== WORK INSTRUCTIONS ==
Pictures aside, quote the whole listing exactly.

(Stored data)
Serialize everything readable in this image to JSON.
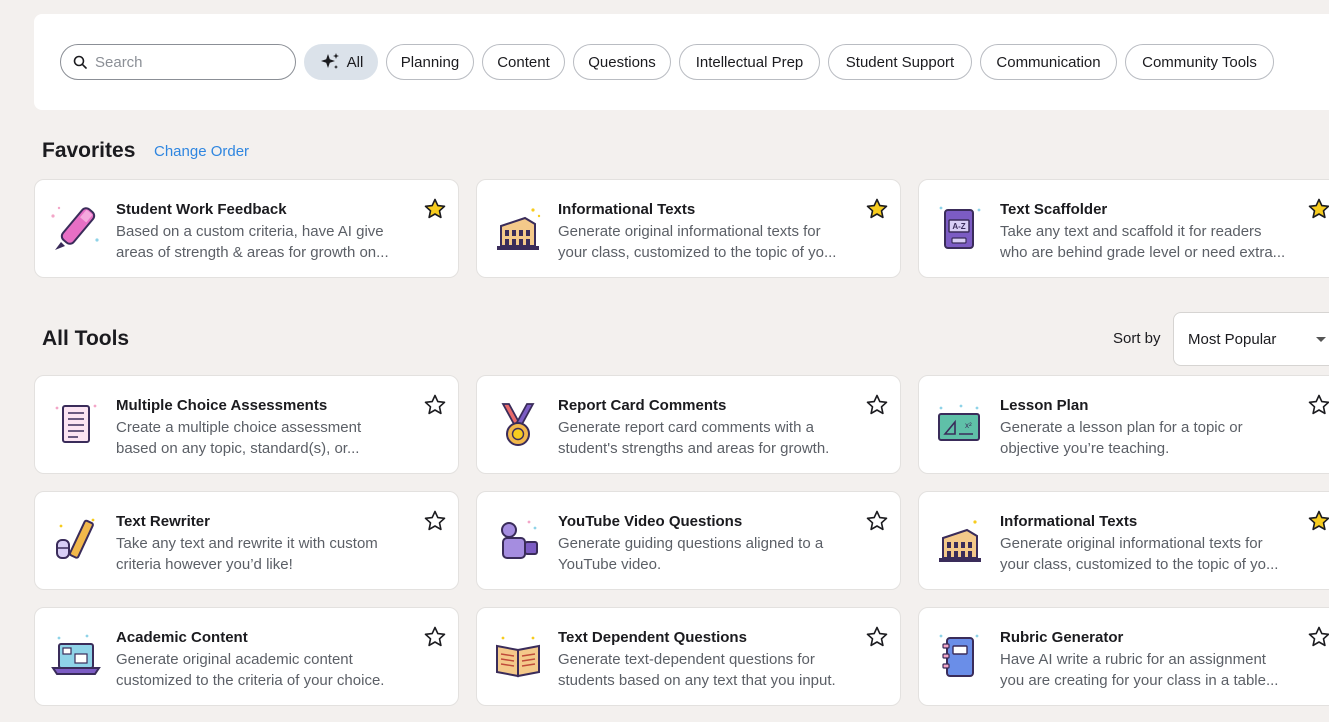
{
  "search": {
    "placeholder": "Search"
  },
  "filters": [
    {
      "label": "All",
      "active": true
    },
    {
      "label": "Planning"
    },
    {
      "label": "Content"
    },
    {
      "label": "Questions"
    },
    {
      "label": "Intellectual Prep"
    },
    {
      "label": "Student Support"
    },
    {
      "label": "Communication"
    },
    {
      "label": "Community Tools"
    }
  ],
  "favorites": {
    "title": "Favorites",
    "change_order": "Change Order",
    "cards": [
      {
        "title": "Student Work Feedback",
        "desc": "Based on a custom criteria, have AI give areas of strength & areas for growth on...",
        "icon": "pen-icon",
        "starred": true
      },
      {
        "title": "Informational Texts",
        "desc": "Generate original informational texts for your class, customized to the topic of yo...",
        "icon": "colosseum-icon",
        "starred": true
      },
      {
        "title": "Text Scaffolder",
        "desc": "Take any text and scaffold it for readers who are behind grade level or need extra...",
        "icon": "dictionary-icon",
        "starred": true
      }
    ]
  },
  "all_tools": {
    "title": "All Tools",
    "sort_label": "Sort by",
    "sort_value": "Most Popular",
    "cards": [
      {
        "title": "Multiple Choice Assessments",
        "desc": "Create a multiple choice assessment based on any topic, standard(s), or...",
        "icon": "checklist-icon",
        "starred": false
      },
      {
        "title": "Report Card Comments",
        "desc": "Generate report card comments with a student's strengths and areas for growth.",
        "icon": "medal-icon",
        "starred": false
      },
      {
        "title": "Lesson Plan",
        "desc": "Generate a lesson plan for a topic or objective you’re teaching.",
        "icon": "chalkboard-icon",
        "starred": false
      },
      {
        "title": "Text Rewriter",
        "desc": "Take any text and rewrite it with custom criteria however you’d like!",
        "icon": "pencil-eraser-icon",
        "starred": false
      },
      {
        "title": "YouTube Video Questions",
        "desc": "Generate guiding questions aligned to a YouTube video.",
        "icon": "video-camera-icon",
        "starred": false
      },
      {
        "title": "Informational Texts",
        "desc": "Generate original informational texts for your class, customized to the topic of yo...",
        "icon": "colosseum-icon",
        "starred": true
      },
      {
        "title": "Academic Content",
        "desc": "Generate original academic content customized to the criteria of your choice.",
        "icon": "laptop-icon",
        "starred": false
      },
      {
        "title": "Text Dependent Questions",
        "desc": "Generate text-dependent questions for students based on any text that you input.",
        "icon": "open-book-icon",
        "starred": false
      },
      {
        "title": "Rubric Generator",
        "desc": "Have AI write a rubric for an assignment you are creating for your class in a table...",
        "icon": "notebook-icon",
        "starred": false
      }
    ]
  },
  "colors": {
    "star_fill": "#f7cc1e",
    "link": "#2f86e0",
    "active_chip": "#dbe2ea",
    "icon_purple": "#7c5cc4",
    "icon_pink": "#e76fc5"
  }
}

== WORKED SOLUTION ==
Serialize everything readable in this image to JSON.
{
  "search": {
    "placeholder": "Search"
  },
  "filters": [
    {
      "label": "All",
      "active": true
    },
    {
      "label": "Planning"
    },
    {
      "label": "Content"
    },
    {
      "label": "Questions"
    },
    {
      "label": "Intellectual Prep"
    },
    {
      "label": "Student Support"
    },
    {
      "label": "Communication"
    },
    {
      "label": "Community Tools"
    }
  ],
  "favorites": {
    "title": "Favorites",
    "change_order": "Change Order",
    "cards": [
      {
        "title": "Student Work Feedback",
        "desc": "Based on a custom criteria, have AI give areas of strength & areas for growth on...",
        "icon": "pen-icon",
        "starred": true
      },
      {
        "title": "Informational Texts",
        "desc": "Generate original informational texts for your class, customized to the topic of yo...",
        "icon": "colosseum-icon",
        "starred": true
      },
      {
        "title": "Text Scaffolder",
        "desc": "Take any text and scaffold it for readers who are behind grade level or need extra...",
        "icon": "dictionary-icon",
        "starred": true
      }
    ]
  },
  "all_tools": {
    "title": "All Tools",
    "sort_label": "Sort by",
    "sort_value": "Most Popular",
    "cards": [
      {
        "title": "Multiple Choice Assessments",
        "desc": "Create a multiple choice assessment based on any topic, standard(s), or...",
        "icon": "checklist-icon",
        "starred": false
      },
      {
        "title": "Report Card Comments",
        "desc": "Generate report card comments with a student's strengths and areas for growth.",
        "icon": "medal-icon",
        "starred": false
      },
      {
        "title": "Lesson Plan",
        "desc": "Generate a lesson plan for a topic or objective you’re teaching.",
        "icon": "chalkboard-icon",
        "starred": false
      },
      {
        "title": "Text Rewriter",
        "desc": "Take any text and rewrite it with custom criteria however you’d like!",
        "icon": "pencil-eraser-icon",
        "starred": false
      },
      {
        "title": "YouTube Video Questions",
        "desc": "Generate guiding questions aligned to a YouTube video.",
        "icon": "video-camera-icon",
        "starred": false
      },
      {
        "title": "Informational Texts",
        "desc": "Generate original informational texts for your class, customized to the topic of yo...",
        "icon": "colosseum-icon",
        "starred": true
      },
      {
        "title": "Academic Content",
        "desc": "Generate original academic content customized to the criteria of your choice.",
        "icon": "laptop-icon",
        "starred": false
      },
      {
        "title": "Text Dependent Questions",
        "desc": "Generate text-dependent questions for students based on any text that you input.",
        "icon": "open-book-icon",
        "starred": false
      },
      {
        "title": "Rubric Generator",
        "desc": "Have AI write a rubric for an assignment you are creating for your class in a table...",
        "icon": "notebook-icon",
        "starred": false
      }
    ]
  },
  "colors": {
    "star_fill": "#f7cc1e",
    "link": "#2f86e0",
    "active_chip": "#dbe2ea",
    "icon_purple": "#7c5cc4",
    "icon_pink": "#e76fc5"
  }
}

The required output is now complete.